[DATA FOR PROCESSING]:
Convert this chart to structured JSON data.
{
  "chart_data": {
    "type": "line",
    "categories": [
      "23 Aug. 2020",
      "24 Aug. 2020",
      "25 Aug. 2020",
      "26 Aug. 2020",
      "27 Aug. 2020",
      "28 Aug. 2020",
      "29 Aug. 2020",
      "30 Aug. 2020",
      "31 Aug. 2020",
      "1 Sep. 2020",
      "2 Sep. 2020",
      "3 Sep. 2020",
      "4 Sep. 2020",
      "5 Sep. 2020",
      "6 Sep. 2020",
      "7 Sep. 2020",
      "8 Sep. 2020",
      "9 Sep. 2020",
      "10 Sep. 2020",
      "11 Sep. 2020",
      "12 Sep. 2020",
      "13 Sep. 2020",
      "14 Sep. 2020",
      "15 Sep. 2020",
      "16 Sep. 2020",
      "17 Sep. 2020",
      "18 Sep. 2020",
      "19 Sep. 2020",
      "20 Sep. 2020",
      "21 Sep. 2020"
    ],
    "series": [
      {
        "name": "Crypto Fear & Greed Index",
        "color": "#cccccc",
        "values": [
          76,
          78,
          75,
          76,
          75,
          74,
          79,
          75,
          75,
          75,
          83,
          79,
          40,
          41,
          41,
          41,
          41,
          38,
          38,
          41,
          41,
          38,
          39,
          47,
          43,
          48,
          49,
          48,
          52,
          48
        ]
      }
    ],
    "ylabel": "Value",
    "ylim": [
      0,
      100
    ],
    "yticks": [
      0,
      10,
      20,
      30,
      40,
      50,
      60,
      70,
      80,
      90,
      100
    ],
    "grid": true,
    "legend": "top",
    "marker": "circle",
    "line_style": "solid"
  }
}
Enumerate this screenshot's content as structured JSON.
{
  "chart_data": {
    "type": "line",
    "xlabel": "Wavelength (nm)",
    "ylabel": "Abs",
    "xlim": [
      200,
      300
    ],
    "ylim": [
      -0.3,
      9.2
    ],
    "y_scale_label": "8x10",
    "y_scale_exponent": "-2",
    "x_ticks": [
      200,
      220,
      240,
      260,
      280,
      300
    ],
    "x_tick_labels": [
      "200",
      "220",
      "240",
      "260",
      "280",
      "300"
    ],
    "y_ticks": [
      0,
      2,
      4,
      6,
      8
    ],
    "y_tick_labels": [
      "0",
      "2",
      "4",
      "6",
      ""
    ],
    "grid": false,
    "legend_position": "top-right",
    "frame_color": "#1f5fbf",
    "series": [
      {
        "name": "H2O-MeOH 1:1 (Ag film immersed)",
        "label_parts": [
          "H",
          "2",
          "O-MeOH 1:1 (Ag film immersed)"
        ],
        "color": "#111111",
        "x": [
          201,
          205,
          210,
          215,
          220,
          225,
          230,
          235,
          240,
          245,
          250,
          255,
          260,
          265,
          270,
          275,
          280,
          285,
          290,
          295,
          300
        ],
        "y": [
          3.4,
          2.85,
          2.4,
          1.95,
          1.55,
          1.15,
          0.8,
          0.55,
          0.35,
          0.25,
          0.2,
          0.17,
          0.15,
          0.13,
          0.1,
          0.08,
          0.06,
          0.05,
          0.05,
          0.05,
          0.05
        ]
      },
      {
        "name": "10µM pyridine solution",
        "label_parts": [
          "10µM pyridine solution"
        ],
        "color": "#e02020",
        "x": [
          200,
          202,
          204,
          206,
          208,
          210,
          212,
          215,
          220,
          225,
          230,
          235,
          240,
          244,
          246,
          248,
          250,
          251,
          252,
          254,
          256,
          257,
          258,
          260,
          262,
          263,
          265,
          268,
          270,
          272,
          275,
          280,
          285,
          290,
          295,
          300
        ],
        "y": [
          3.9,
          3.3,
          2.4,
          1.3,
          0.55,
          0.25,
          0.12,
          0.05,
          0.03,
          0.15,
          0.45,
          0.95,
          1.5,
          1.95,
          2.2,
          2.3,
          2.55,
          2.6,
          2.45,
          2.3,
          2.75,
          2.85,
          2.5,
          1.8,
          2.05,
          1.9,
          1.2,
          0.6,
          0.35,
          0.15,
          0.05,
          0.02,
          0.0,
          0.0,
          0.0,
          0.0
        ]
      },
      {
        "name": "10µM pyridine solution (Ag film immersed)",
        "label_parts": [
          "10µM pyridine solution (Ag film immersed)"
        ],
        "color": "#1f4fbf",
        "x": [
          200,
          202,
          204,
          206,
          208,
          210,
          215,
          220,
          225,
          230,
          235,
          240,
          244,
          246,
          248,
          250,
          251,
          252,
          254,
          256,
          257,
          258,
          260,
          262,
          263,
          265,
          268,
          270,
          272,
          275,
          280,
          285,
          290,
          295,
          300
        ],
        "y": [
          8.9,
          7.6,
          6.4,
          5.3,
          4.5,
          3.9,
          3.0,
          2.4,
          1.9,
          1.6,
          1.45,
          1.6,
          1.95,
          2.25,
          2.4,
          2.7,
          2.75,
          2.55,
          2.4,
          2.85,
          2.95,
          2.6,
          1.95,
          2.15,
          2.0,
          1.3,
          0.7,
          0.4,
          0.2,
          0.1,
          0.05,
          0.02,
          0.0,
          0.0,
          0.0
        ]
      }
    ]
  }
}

[GIVEN REQUEST]: Copy out every entry again, exactly as it was given.

[WORKED SOLUTION]:
Convert this chart to structured JSON data.
{
  "chart_data": {
    "type": "line",
    "categories": [
      "23 Aug. 2020",
      "24 Aug. 2020",
      "25 Aug. 2020",
      "26 Aug. 2020",
      "27 Aug. 2020",
      "28 Aug. 2020",
      "29 Aug. 2020",
      "30 Aug. 2020",
      "31 Aug. 2020",
      "1 Sep. 2020",
      "2 Sep. 2020",
      "3 Sep. 2020",
      "4 Sep. 2020",
      "5 Sep. 2020",
      "6 Sep. 2020",
      "7 Sep. 2020",
      "8 Sep. 2020",
      "9 Sep. 2020",
      "10 Sep. 2020",
      "11 Sep. 2020",
      "12 Sep. 2020",
      "13 Sep. 2020",
      "14 Sep. 2020",
      "15 Sep. 2020",
      "16 Sep. 2020",
      "17 Sep. 2020",
      "18 Sep. 2020",
      "19 Sep. 2020",
      "20 Sep. 2020",
      "21 Sep. 2020"
    ],
    "series": [
      {
        "name": "Crypto Fear & Greed Index",
        "color": "#cccccc",
        "values": [
          76,
          78,
          75,
          76,
          75,
          74,
          79,
          75,
          75,
          75,
          83,
          79,
          40,
          41,
          41,
          41,
          41,
          38,
          38,
          41,
          41,
          38,
          39,
          47,
          43,
          48,
          49,
          48,
          52,
          48
        ]
      }
    ],
    "ylabel": "Value",
    "ylim": [
      0,
      100
    ],
    "yticks": [
      0,
      10,
      20,
      30,
      40,
      50,
      60,
      70,
      80,
      90,
      100
    ],
    "grid": true,
    "legend": "top",
    "marker": "circle",
    "line_style": "solid"
  }
}
Enumerate this screenshot's content as structured JSON.
{
  "chart_data": {
    "type": "line",
    "xlabel": "Wavelength (nm)",
    "ylabel": "Abs",
    "xlim": [
      200,
      300
    ],
    "ylim": [
      -0.3,
      9.2
    ],
    "y_scale_label": "8x10",
    "y_scale_exponent": "-2",
    "x_ticks": [
      200,
      220,
      240,
      260,
      280,
      300
    ],
    "x_tick_labels": [
      "200",
      "220",
      "240",
      "260",
      "280",
      "300"
    ],
    "y_ticks": [
      0,
      2,
      4,
      6,
      8
    ],
    "y_tick_labels": [
      "0",
      "2",
      "4",
      "6",
      ""
    ],
    "grid": false,
    "legend_position": "top-right",
    "frame_color": "#1f5fbf",
    "series": [
      {
        "name": "H2O-MeOH 1:1 (Ag film immersed)",
        "label_parts": [
          "H",
          "2",
          "O-MeOH 1:1 (Ag film immersed)"
        ],
        "color": "#111111",
        "x": [
          201,
          205,
          210,
          215,
          220,
          225,
          230,
          235,
          240,
          245,
          250,
          255,
          260,
          265,
          270,
          275,
          280,
          285,
          290,
          295,
          300
        ],
        "y": [
          3.4,
          2.85,
          2.4,
          1.95,
          1.55,
          1.15,
          0.8,
          0.55,
          0.35,
          0.25,
          0.2,
          0.17,
          0.15,
          0.13,
          0.1,
          0.08,
          0.06,
          0.05,
          0.05,
          0.05,
          0.05
        ]
      },
      {
        "name": "10µM pyridine solution",
        "label_parts": [
          "10µM pyridine solution"
        ],
        "color": "#e02020",
        "x": [
          200,
          202,
          204,
          206,
          208,
          210,
          212,
          215,
          220,
          225,
          230,
          235,
          240,
          244,
          246,
          248,
          250,
          251,
          252,
          254,
          256,
          257,
          258,
          260,
          262,
          263,
          265,
          268,
          270,
          272,
          275,
          280,
          285,
          290,
          295,
          300
        ],
        "y": [
          3.9,
          3.3,
          2.4,
          1.3,
          0.55,
          0.25,
          0.12,
          0.05,
          0.03,
          0.15,
          0.45,
          0.95,
          1.5,
          1.95,
          2.2,
          2.3,
          2.55,
          2.6,
          2.45,
          2.3,
          2.75,
          2.85,
          2.5,
          1.8,
          2.05,
          1.9,
          1.2,
          0.6,
          0.35,
          0.15,
          0.05,
          0.02,
          0.0,
          0.0,
          0.0,
          0.0
        ]
      },
      {
        "name": "10µM pyridine solution (Ag film immersed)",
        "label_parts": [
          "10µM pyridine solution (Ag film immersed)"
        ],
        "color": "#1f4fbf",
        "x": [
          200,
          202,
          204,
          206,
          208,
          210,
          215,
          220,
          225,
          230,
          235,
          240,
          244,
          246,
          248,
          250,
          251,
          252,
          254,
          256,
          257,
          258,
          260,
          262,
          263,
          265,
          268,
          270,
          272,
          275,
          280,
          285,
          290,
          295,
          300
        ],
        "y": [
          8.9,
          7.6,
          6.4,
          5.3,
          4.5,
          3.9,
          3.0,
          2.4,
          1.9,
          1.6,
          1.45,
          1.6,
          1.95,
          2.25,
          2.4,
          2.7,
          2.75,
          2.55,
          2.4,
          2.85,
          2.95,
          2.6,
          1.95,
          2.15,
          2.0,
          1.3,
          0.7,
          0.4,
          0.2,
          0.1,
          0.05,
          0.02,
          0.0,
          0.0,
          0.0
        ]
      }
    ]
  }
}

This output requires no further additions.